:: The request ::
Return the records word for word. Any pictures in them are not part of the copy.

:: Data records ::
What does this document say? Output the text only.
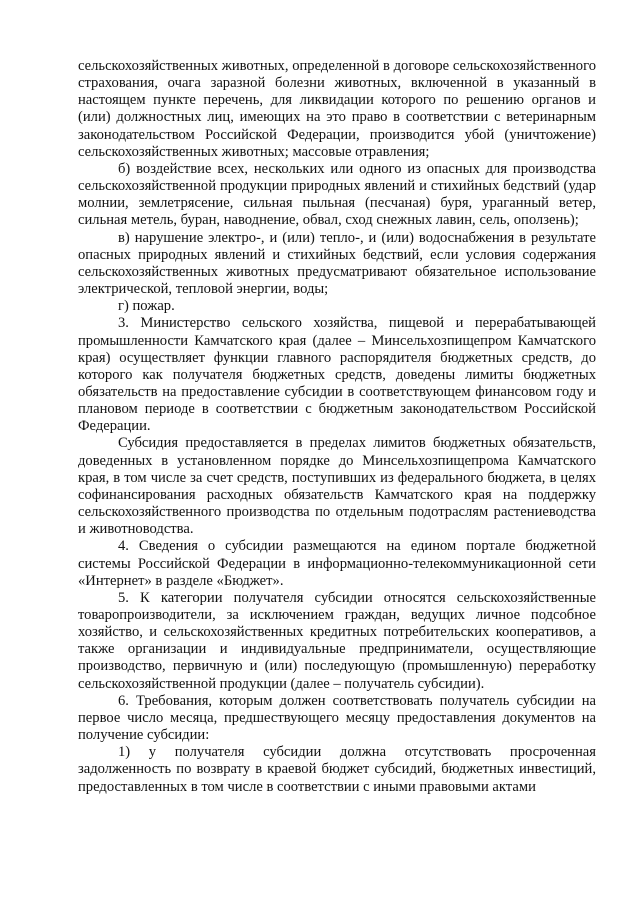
сельскохозяйственных животных, определенной в договоре сельскохозяйственного страхования, очага заразной болезни животных, включенной в указанный в настоящем пункте перечень, для ликвидации которого по решению органов и (или) должностных лиц, имеющих на это право в соответствии с ветеринарным законодательством Российской Федерации, производится убой (уничтожение) сельскохозяйственных животных; массовые отравления;

б) воздействие всех, нескольких или одного из опасных для производства сельскохозяйственной продукции природных явлений и стихийных бедствий (удар молнии, землетрясение, сильная пыльная (песчаная) буря, ураганный ветер, сильная метель, буран, наводнение, обвал, сход снежных лавин, сель, оползень);

в) нарушение электро-, и (или) тепло-, и (или) водоснабжения в результате опасных природных явлений и стихийных бедствий, если условия содержания сельскохозяйственных животных предусматривают обязательное использование электрической, тепловой энергии, воды;

г) пожар.

3. Министерство сельского хозяйства, пищевой и перерабатывающей промышленности Камчатского края (далее – Минсельхозпищепром Камчатского края) осуществляет функции главного распорядителя бюджетных средств, до которого как получателя бюджетных средств, доведены лимиты бюджетных обязательств на предоставление субсидии в соответствующем финансовом году и плановом периоде в соответствии с бюджетным законодательством Российской Федерации.

Субсидия предоставляется в пределах лимитов бюджетных обязательств, доведенных в установленном порядке до Минсельхозпищепрома Камчатского края, в том числе за счет средств, поступивших из федерального бюджета, в целях софинансирования расходных обязательств Камчатского края на поддержку сельскохозяйственного производства по отдельным подотраслям растениеводства и животноводства.

4. Сведения о субсидии размещаются на едином портале бюджетной системы Российской Федерации в информационно-телекоммуникационной сети «Интернет» в разделе «Бюджет».

5. К категории получателя субсидии относятся сельскохозяйственные товаропроизводители, за исключением граждан, ведущих личное подсобное хозяйство, и сельскохозяйственных кредитных потребительских кооперативов, а также организации и индивидуальные предприниматели, осуществляющие производство, первичную и (или) последующую (промышленную) переработку сельскохозяйственной продукции (далее – получатель субсидии).

6. Требования, которым должен соответствовать получатель субсидии на первое число месяца, предшествующего месяцу предоставления документов на получение субсидии:

1) у получателя субсидии должна отсутствовать просроченная задолженность по возврату в краевой бюджет субсидий, бюджетных инвестиций, предоставленных в том числе в соответствии с иными правовыми актами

:: Expected answer ::
What does this document say? Output the text only.
сельскохозяйственных животных, определенной в договоре сельскохозяйственного страхования, очага заразной болезни животных, включенной в указанный в настоящем пункте перечень, для ликвидации которого по решению органов и (или) должностных лиц, имеющих на это право в соответствии с ветеринарным законодательством Российской Федерации, производится убой (уничтожение) сельскохозяйственных животных; массовые отравления;

б) воздействие всех, нескольких или одного из опасных для производства сельскохозяйственной продукции природных явлений и стихийных бедствий (удар молнии, землетрясение, сильная пыльная (песчаная) буря, ураганный ветер, сильная метель, буран, наводнение, обвал, сход снежных лавин, сель, оползень);

в) нарушение электро-, и (или) тепло-, и (или) водоснабжения в результате опасных природных явлений и стихийных бедствий, если условия содержания сельскохозяйственных животных предусматривают обязательное использование электрической, тепловой энергии, воды;

г) пожар.

3. Министерство сельского хозяйства, пищевой и перерабатывающей промышленности Камчатского края (далее – Минсельхозпищепром Камчатского края) осуществляет функции главного распорядителя бюджетных средств, до которого как получателя бюджетных средств, доведены лимиты бюджетных обязательств на предоставление субсидии в соответствующем финансовом году и плановом периоде в соответствии с бюджетным законодательством Российской Федерации.

Субсидия предоставляется в пределах лимитов бюджетных обязательств, доведенных в установленном порядке до Минсельхозпищепрома Камчатского края, в том числе за счет средств, поступивших из федерального бюджета, в целях софинансирования расходных обязательств Камчатского края на поддержку сельскохозяйственного производства по отдельным подотраслям растениеводства и животноводства.

4. Сведения о субсидии размещаются на едином портале бюджетной системы Российской Федерации в информационно-телекоммуникационной сети «Интернет» в разделе «Бюджет».

5. К категории получателя субсидии относятся сельскохозяйственные товаропроизводители, за исключением граждан, ведущих личное подсобное хозяйство, и сельскохозяйственных кредитных потребительских кооперативов, а также организации и индивидуальные предприниматели, осуществляющие производство, первичную и (или) последующую (промышленную) переработку сельскохозяйственной продукции (далее – получатель субсидии).

6. Требования, которым должен соответствовать получатель субсидии на первое число месяца, предшествующего месяцу предоставления документов на получение субсидии:

1) у получателя субсидии должна отсутствовать просроченная задолженность по возврату в краевой бюджет субсидий, бюджетных инвестиций, предоставленных в том числе в соответствии с иными правовыми актами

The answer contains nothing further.